- _Task to complete_: Using the records that follow, copy every line containing the word "page".

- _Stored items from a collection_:
——

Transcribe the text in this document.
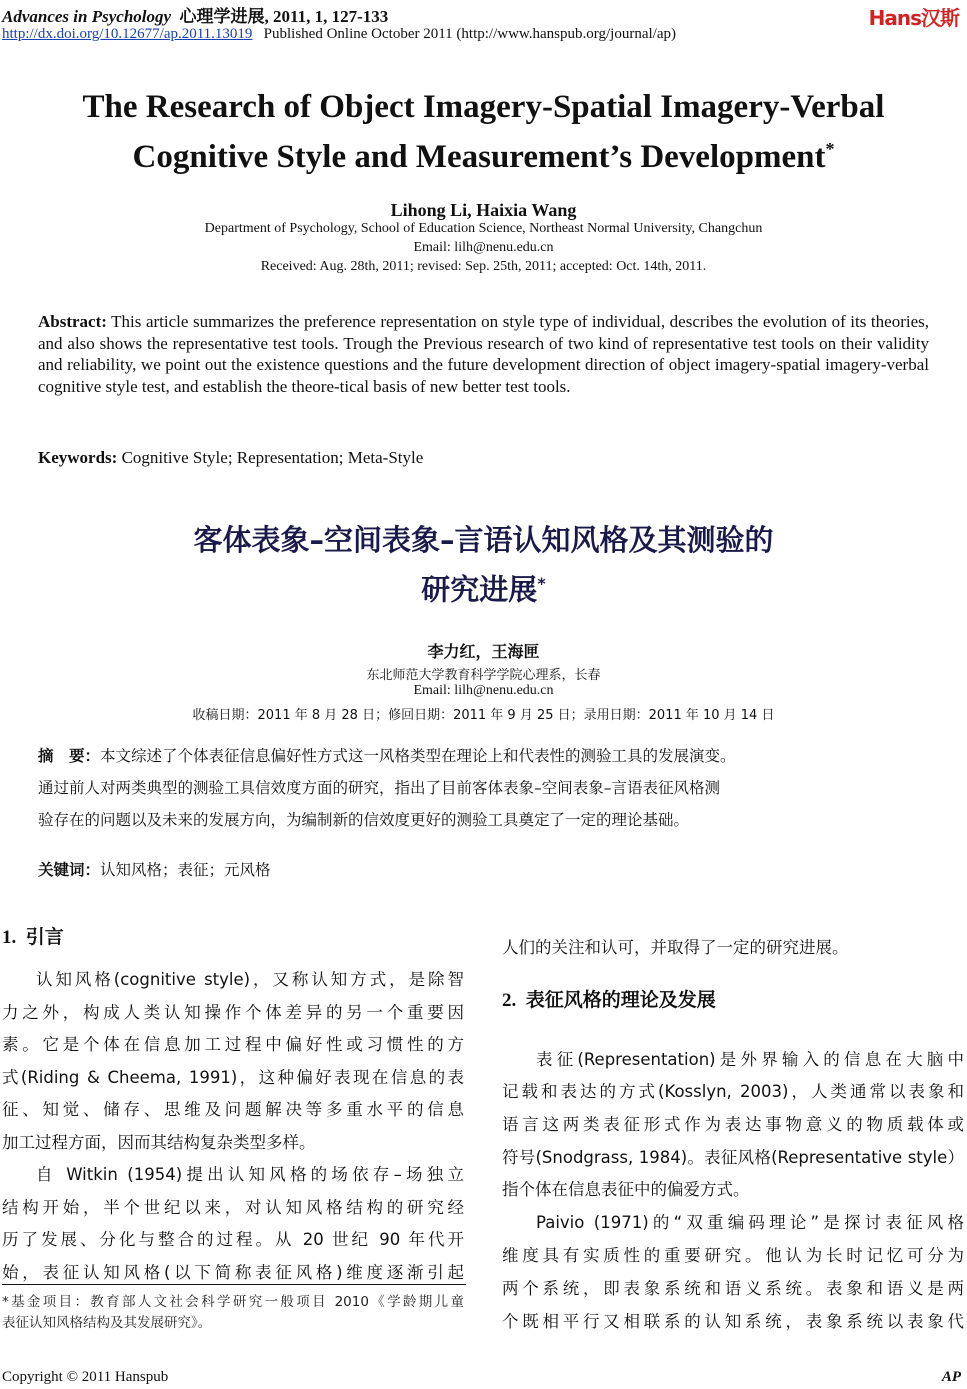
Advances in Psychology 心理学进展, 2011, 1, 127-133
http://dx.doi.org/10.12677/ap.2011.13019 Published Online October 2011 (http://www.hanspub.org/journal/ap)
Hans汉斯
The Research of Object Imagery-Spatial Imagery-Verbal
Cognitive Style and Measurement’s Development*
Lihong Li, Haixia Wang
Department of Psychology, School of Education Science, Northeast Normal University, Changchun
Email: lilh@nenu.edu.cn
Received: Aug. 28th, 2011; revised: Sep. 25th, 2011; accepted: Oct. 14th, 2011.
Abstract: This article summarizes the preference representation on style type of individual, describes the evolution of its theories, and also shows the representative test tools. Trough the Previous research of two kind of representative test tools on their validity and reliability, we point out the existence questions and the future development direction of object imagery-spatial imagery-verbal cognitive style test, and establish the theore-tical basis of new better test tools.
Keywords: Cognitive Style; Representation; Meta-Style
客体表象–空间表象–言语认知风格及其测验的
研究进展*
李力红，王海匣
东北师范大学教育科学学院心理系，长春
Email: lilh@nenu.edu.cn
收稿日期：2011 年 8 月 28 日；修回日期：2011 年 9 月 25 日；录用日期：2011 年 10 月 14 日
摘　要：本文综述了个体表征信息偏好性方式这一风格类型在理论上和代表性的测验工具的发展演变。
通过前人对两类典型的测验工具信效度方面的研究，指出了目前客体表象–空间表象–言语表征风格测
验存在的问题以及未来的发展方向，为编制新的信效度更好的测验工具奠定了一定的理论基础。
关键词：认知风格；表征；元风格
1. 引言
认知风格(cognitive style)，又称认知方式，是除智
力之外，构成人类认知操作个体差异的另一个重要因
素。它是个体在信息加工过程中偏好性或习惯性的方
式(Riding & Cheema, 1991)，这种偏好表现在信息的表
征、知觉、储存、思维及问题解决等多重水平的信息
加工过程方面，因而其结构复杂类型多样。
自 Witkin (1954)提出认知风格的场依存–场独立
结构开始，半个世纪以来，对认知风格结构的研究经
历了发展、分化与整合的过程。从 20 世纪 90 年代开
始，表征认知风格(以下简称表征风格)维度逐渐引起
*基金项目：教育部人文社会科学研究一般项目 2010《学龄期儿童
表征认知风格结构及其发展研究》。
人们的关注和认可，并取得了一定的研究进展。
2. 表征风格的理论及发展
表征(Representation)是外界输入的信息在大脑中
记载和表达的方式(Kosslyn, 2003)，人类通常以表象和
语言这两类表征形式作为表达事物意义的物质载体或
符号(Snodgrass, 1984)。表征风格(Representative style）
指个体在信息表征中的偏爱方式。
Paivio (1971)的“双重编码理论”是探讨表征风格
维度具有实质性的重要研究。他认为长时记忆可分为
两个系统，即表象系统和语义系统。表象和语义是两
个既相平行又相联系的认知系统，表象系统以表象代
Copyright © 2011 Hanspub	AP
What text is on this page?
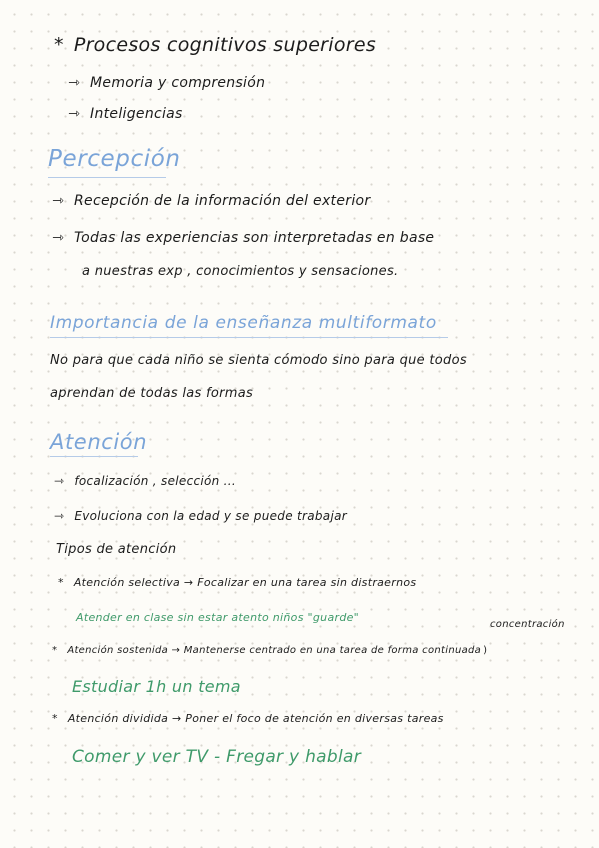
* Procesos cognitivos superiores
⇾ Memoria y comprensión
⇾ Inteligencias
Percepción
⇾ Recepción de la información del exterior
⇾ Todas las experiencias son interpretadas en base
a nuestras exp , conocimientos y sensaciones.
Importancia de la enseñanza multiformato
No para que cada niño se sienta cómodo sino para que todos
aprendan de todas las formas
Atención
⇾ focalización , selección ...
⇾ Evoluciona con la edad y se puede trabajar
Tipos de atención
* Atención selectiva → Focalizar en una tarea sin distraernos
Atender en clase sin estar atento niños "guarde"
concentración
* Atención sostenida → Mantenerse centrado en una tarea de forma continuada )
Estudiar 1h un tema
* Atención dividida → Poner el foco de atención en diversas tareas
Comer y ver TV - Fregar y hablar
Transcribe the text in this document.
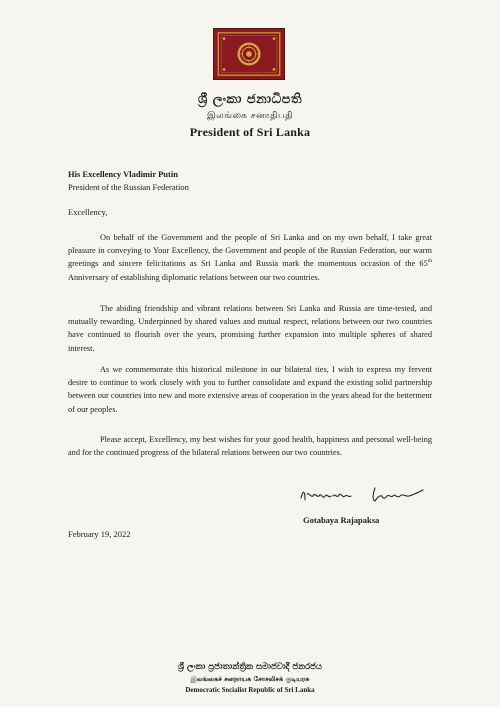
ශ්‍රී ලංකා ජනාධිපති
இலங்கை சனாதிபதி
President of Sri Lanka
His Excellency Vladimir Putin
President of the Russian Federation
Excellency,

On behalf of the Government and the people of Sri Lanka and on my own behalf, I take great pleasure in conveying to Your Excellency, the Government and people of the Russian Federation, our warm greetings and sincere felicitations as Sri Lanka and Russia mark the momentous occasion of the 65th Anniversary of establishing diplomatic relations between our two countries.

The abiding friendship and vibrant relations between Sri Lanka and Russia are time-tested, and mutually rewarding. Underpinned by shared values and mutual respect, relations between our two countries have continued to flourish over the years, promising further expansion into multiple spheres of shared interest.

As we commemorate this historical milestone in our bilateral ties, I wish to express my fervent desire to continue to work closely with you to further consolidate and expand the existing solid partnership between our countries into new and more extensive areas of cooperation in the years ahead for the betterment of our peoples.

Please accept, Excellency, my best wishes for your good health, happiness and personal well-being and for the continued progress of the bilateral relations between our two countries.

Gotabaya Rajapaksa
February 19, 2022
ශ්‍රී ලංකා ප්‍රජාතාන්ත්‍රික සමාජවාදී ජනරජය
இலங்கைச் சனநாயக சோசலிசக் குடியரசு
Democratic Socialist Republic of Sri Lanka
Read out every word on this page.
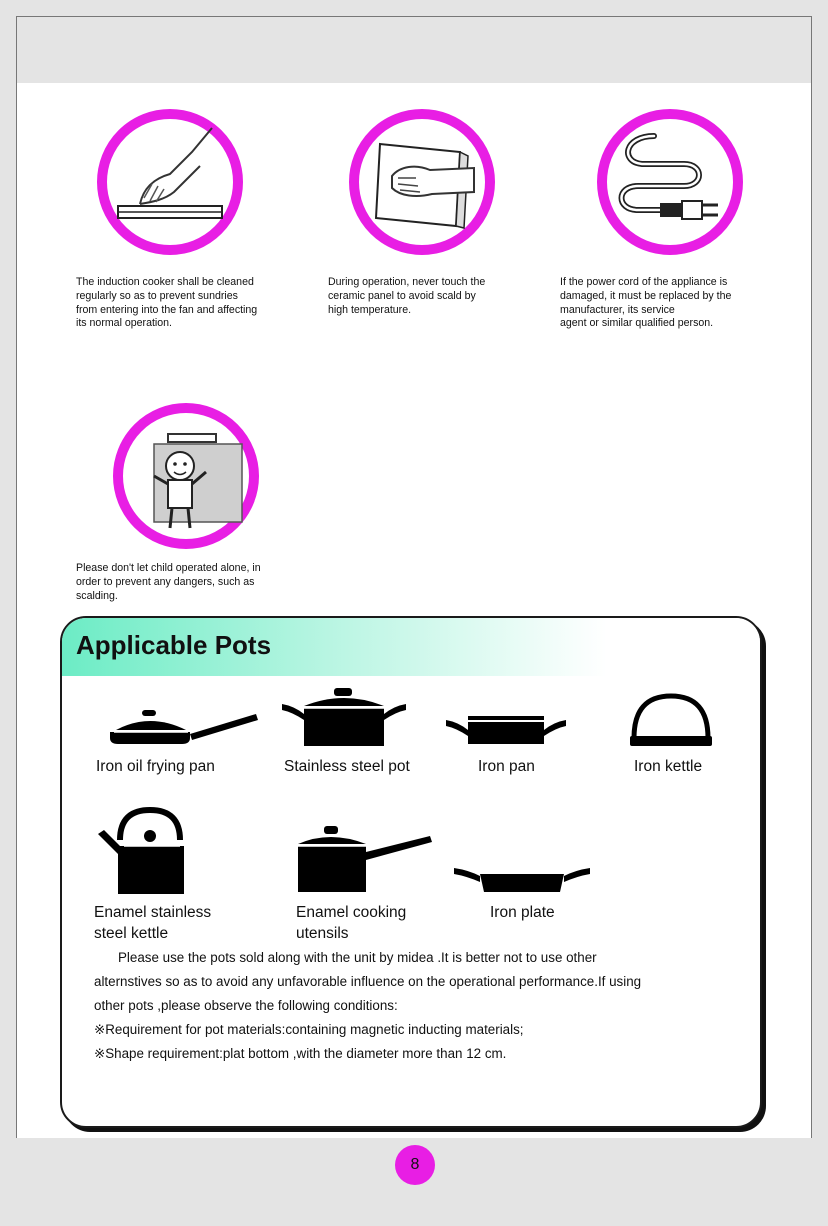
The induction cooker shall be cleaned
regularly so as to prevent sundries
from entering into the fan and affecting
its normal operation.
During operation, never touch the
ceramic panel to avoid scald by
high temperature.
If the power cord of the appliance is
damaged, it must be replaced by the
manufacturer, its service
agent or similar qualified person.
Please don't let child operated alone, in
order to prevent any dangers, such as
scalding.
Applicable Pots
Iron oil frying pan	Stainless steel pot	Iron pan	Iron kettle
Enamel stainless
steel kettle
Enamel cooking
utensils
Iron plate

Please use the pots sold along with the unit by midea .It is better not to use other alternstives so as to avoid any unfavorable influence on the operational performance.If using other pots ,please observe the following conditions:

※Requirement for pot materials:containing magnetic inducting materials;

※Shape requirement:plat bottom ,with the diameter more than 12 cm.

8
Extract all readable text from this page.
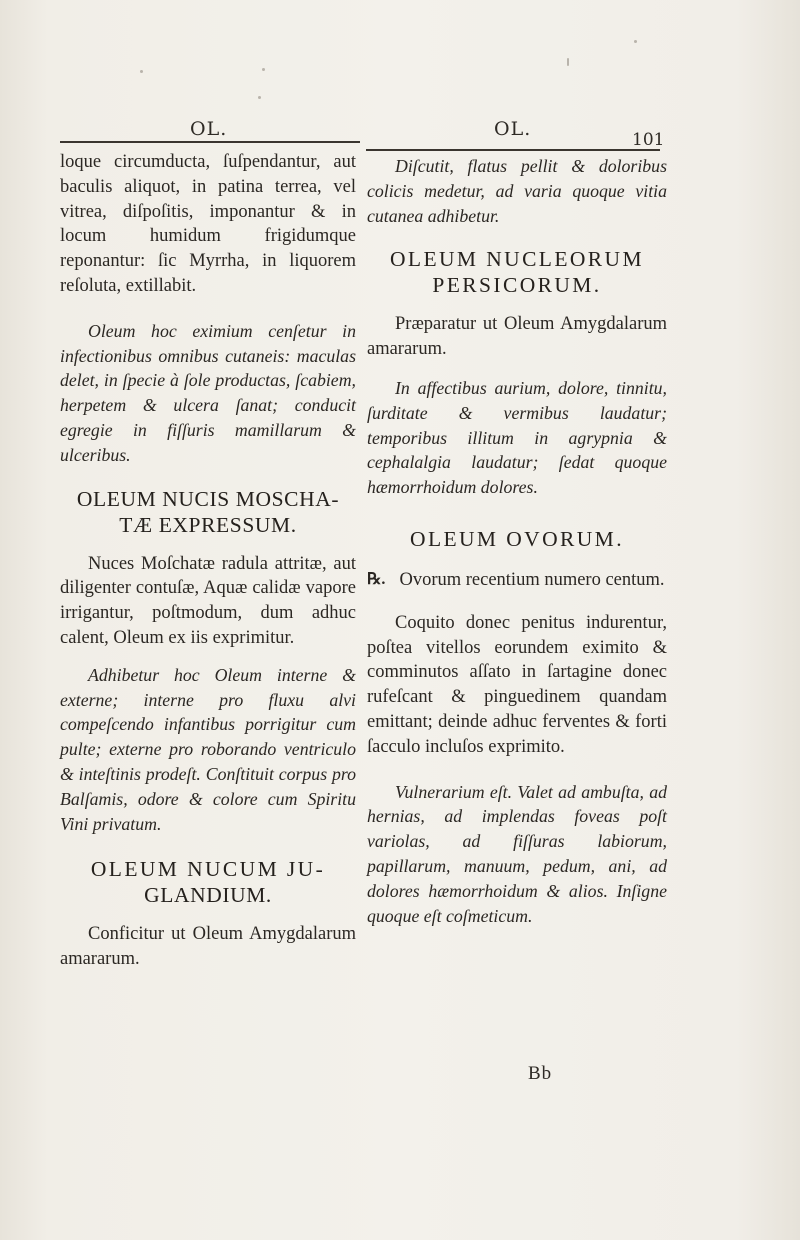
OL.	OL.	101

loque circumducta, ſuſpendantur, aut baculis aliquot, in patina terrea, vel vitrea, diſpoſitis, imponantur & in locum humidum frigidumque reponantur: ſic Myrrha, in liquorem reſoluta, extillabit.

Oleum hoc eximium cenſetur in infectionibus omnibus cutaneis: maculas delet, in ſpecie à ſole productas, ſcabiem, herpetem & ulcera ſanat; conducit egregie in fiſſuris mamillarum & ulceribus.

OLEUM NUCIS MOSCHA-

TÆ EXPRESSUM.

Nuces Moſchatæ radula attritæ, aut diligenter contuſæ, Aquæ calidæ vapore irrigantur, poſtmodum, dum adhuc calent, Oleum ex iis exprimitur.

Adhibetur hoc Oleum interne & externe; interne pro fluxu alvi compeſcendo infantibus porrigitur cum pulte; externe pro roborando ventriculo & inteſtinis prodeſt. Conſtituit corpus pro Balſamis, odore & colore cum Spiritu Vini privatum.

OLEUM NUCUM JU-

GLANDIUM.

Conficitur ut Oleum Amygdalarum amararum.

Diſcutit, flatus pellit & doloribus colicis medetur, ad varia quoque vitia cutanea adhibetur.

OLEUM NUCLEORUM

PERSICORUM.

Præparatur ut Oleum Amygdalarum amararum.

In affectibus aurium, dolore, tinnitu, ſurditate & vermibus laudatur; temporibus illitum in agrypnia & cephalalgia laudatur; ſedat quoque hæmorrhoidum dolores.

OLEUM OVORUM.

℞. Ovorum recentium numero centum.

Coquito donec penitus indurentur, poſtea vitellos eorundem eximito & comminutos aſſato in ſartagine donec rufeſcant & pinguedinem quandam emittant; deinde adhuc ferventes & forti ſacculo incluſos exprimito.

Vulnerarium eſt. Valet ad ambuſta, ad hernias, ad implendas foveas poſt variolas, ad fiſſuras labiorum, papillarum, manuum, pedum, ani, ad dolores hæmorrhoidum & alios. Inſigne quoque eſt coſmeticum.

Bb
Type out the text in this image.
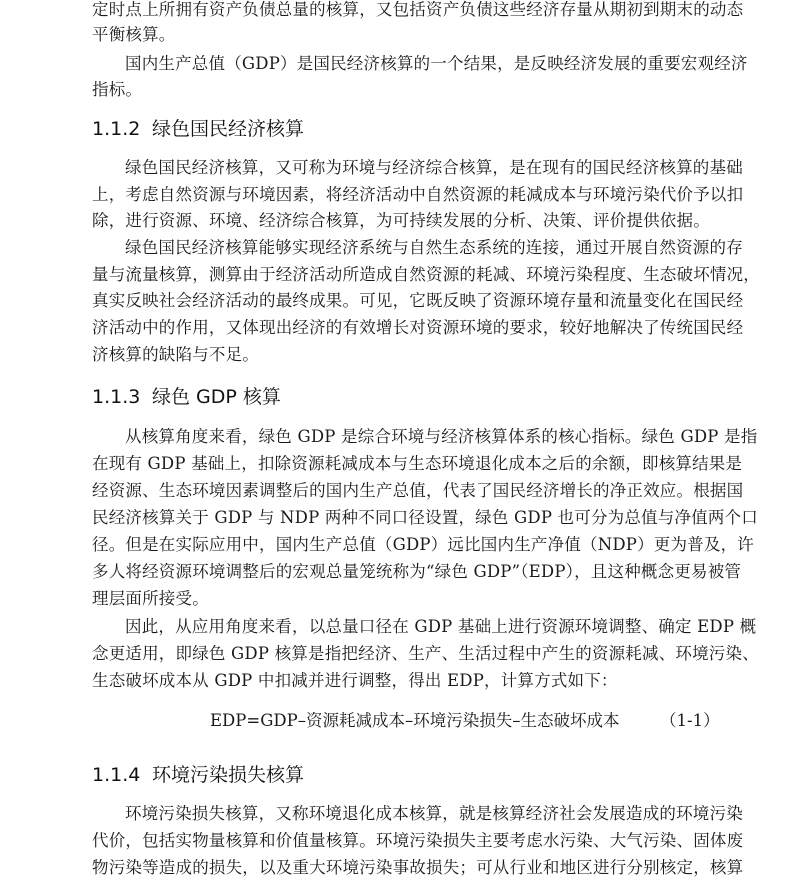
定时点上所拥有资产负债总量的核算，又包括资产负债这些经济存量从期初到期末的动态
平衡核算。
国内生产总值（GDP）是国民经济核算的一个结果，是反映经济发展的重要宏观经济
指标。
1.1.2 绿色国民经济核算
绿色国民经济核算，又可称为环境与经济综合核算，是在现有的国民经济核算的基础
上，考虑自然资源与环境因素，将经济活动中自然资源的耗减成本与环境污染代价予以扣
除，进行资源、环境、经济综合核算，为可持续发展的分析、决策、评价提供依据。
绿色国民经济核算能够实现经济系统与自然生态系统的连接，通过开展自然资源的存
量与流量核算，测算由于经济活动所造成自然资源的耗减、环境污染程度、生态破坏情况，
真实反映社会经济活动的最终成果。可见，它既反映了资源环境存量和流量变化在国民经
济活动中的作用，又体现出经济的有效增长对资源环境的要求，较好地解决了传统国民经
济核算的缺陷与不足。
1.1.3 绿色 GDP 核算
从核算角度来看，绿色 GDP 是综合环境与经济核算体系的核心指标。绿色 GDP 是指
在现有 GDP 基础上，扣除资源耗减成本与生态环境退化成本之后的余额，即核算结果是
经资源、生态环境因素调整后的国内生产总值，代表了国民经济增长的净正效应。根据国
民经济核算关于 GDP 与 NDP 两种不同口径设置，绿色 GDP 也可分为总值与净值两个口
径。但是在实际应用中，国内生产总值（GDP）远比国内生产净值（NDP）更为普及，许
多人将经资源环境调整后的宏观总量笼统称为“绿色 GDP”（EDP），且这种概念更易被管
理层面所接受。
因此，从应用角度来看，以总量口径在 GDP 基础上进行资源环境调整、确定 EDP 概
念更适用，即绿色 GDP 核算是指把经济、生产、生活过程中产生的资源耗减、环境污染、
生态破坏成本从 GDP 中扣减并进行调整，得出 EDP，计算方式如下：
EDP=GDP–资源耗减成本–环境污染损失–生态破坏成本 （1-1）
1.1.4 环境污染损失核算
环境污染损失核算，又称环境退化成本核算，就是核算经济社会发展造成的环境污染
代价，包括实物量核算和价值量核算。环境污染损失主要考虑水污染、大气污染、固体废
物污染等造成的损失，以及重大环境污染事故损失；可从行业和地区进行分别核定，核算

——

- _Expected output_:
What text is on this page?
Read out every word on this page.
Extract all readable text from this page.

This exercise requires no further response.